> Your instructions: Transcribe every entry word for word, leaving out all images.

**********

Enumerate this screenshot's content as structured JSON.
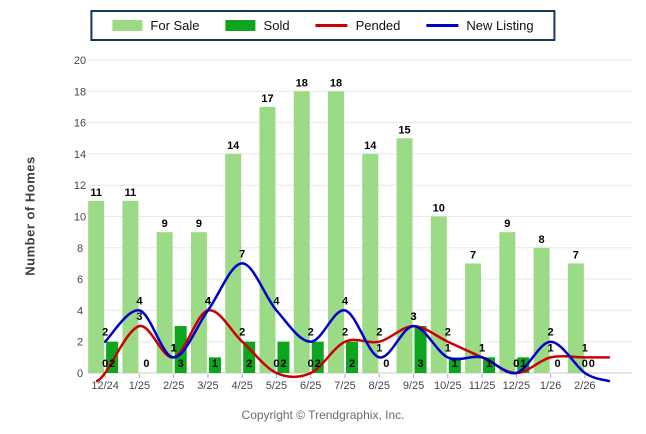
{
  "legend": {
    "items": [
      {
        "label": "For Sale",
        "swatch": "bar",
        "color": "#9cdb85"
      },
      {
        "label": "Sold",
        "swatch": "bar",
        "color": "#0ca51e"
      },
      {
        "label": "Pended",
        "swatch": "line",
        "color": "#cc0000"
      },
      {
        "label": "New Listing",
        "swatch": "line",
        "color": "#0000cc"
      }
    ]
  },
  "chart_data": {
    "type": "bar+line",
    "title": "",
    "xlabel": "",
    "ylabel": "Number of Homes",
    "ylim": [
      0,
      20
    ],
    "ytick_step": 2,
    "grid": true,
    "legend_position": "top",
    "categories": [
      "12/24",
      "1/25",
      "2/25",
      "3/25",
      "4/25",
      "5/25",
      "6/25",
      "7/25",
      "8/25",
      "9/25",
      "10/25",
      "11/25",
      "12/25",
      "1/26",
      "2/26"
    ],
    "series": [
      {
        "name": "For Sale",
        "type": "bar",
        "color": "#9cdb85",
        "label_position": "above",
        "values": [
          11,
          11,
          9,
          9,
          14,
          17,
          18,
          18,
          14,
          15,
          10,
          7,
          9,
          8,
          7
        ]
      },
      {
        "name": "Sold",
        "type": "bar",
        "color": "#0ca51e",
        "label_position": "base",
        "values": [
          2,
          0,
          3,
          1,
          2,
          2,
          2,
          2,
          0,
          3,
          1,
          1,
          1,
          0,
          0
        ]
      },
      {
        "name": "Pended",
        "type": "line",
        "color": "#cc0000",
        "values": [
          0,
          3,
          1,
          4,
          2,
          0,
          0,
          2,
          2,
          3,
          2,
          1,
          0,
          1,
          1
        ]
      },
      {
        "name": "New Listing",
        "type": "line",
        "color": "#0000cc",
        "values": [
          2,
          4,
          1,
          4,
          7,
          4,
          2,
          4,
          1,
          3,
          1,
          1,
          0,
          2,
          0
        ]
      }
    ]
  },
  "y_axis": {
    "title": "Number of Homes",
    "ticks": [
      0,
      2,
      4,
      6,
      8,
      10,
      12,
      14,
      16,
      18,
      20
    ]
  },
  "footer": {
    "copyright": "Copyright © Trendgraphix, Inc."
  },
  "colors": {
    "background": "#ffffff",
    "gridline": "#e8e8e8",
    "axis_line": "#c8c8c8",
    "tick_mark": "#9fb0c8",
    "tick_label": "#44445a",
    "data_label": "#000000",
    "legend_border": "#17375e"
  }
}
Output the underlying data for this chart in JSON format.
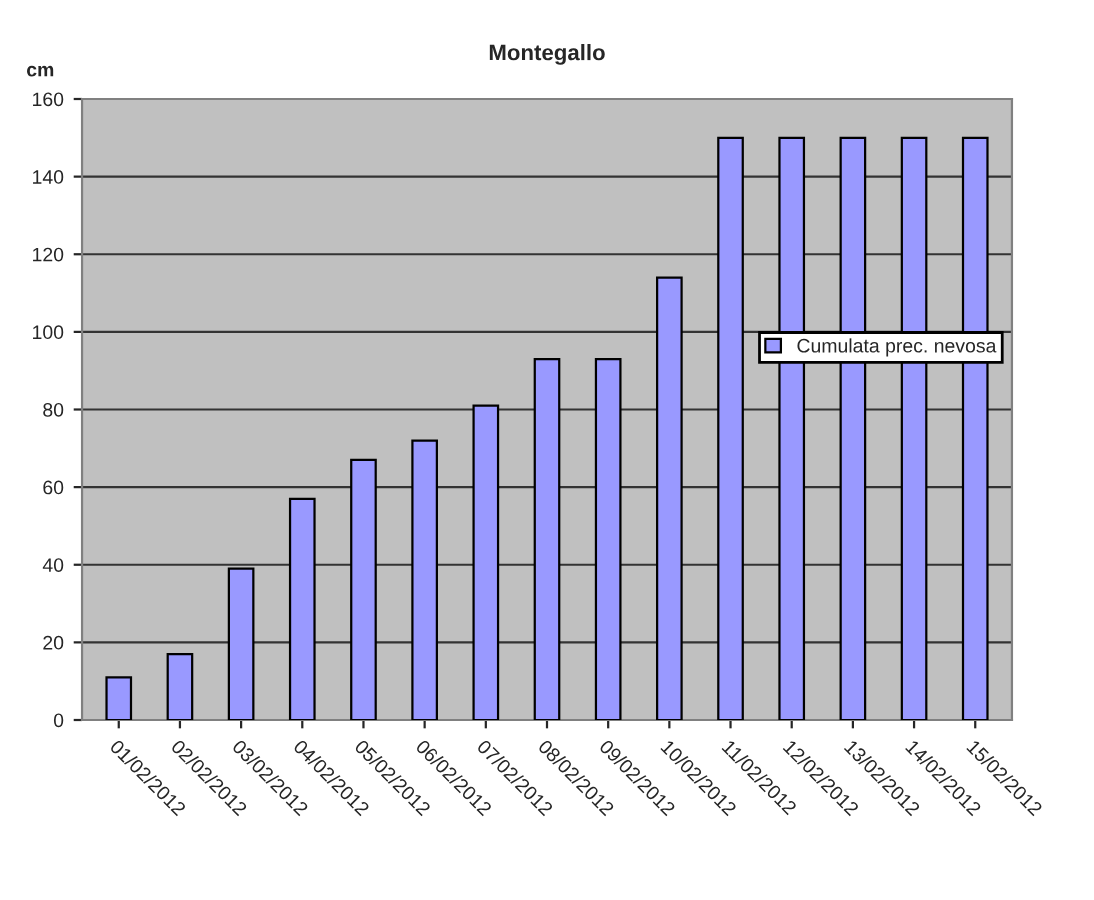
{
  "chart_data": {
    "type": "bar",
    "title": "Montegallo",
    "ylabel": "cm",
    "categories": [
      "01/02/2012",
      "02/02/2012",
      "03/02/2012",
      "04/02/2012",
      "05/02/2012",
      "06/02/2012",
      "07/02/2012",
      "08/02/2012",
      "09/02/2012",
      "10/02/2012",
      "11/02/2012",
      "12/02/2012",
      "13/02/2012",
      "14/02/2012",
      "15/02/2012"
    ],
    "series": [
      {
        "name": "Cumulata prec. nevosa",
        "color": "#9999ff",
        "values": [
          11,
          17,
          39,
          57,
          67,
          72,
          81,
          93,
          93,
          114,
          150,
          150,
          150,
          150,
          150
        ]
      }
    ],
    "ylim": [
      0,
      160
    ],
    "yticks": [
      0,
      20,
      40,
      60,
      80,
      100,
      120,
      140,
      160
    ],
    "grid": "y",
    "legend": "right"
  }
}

**********

> Output:
Enumerate this screenshot's content as structured JSON.
{
  "legend": {
    "items": [
      {
        "label": "For Sale",
        "swatch": "bar",
        "color": "#9cdb85"
      },
      {
        "label": "Sold",
        "swatch": "bar",
        "color": "#0ca51e"
      },
      {
        "label": "Pended",
        "swatch": "line",
        "color": "#cc0000"
      },
      {
        "label": "New Listing",
        "swatch": "line",
        "color": "#0000cc"
      }
    ]
  },
  "chart_data": {
    "type": "bar+line",
    "title": "",
    "xlabel": "",
    "ylabel": "Number of Homes",
    "ylim": [
      0,
      20
    ],
    "ytick_step": 2,
    "grid": true,
    "legend_position": "top",
    "categories": [
      "12/24",
      "1/25",
      "2/25",
      "3/25",
      "4/25",
      "5/25",
      "6/25",
      "7/25",
      "8/25",
      "9/25",
      "10/25",
      "11/25",
      "12/25",
      "1/26",
      "2/26"
    ],
    "series": [
      {
        "name": "For Sale",
        "type": "bar",
        "color": "#9cdb85",
        "label_position": "above",
        "values": [
          11,
          11,
          9,
          9,
          14,
          17,
          18,
          18,
          14,
          15,
          10,
          7,
          9,
          8,
          7
        ]
      },
      {
        "name": "Sold",
        "type": "bar",
        "color": "#0ca51e",
        "label_position": "base",
        "values": [
          2,
          0,
          3,
          1,
          2,
          2,
          2,
          2,
          0,
          3,
          1,
          1,
          1,
          0,
          0
        ]
      },
      {
        "name": "Pended",
        "type": "line",
        "color": "#cc0000",
        "values": [
          0,
          3,
          1,
          4,
          2,
          0,
          0,
          2,
          2,
          3,
          2,
          1,
          0,
          1,
          1
        ]
      },
      {
        "name": "New Listing",
        "type": "line",
        "color": "#0000cc",
        "values": [
          2,
          4,
          1,
          4,
          7,
          4,
          2,
          4,
          1,
          3,
          1,
          1,
          0,
          2,
          0
        ]
      }
    ]
  },
  "y_axis": {
    "title": "Number of Homes",
    "ticks": [
      0,
      2,
      4,
      6,
      8,
      10,
      12,
      14,
      16,
      18,
      20
    ]
  },
  "footer": {
    "copyright": "Copyright © Trendgraphix, Inc."
  },
  "colors": {
    "background": "#ffffff",
    "gridline": "#e8e8e8",
    "axis_line": "#c8c8c8",
    "tick_mark": "#9fb0c8",
    "tick_label": "#44445a",
    "data_label": "#000000",
    "legend_border": "#17375e"
  }
}
Output the underlying data for this chart in JSON format.
{
  "chart_data": {
    "type": "bar",
    "title": "Montegallo",
    "ylabel": "cm",
    "categories": [
      "01/02/2012",
      "02/02/2012",
      "03/02/2012",
      "04/02/2012",
      "05/02/2012",
      "06/02/2012",
      "07/02/2012",
      "08/02/2012",
      "09/02/2012",
      "10/02/2012",
      "11/02/2012",
      "12/02/2012",
      "13/02/2012",
      "14/02/2012",
      "15/02/2012"
    ],
    "series": [
      {
        "name": "Cumulata prec. nevosa",
        "color": "#9999ff",
        "values": [
          11,
          17,
          39,
          57,
          67,
          72,
          81,
          93,
          93,
          114,
          150,
          150,
          150,
          150,
          150
        ]
      }
    ],
    "ylim": [
      0,
      160
    ],
    "yticks": [
      0,
      20,
      40,
      60,
      80,
      100,
      120,
      140,
      160
    ],
    "grid": "y",
    "legend": "right"
  }
}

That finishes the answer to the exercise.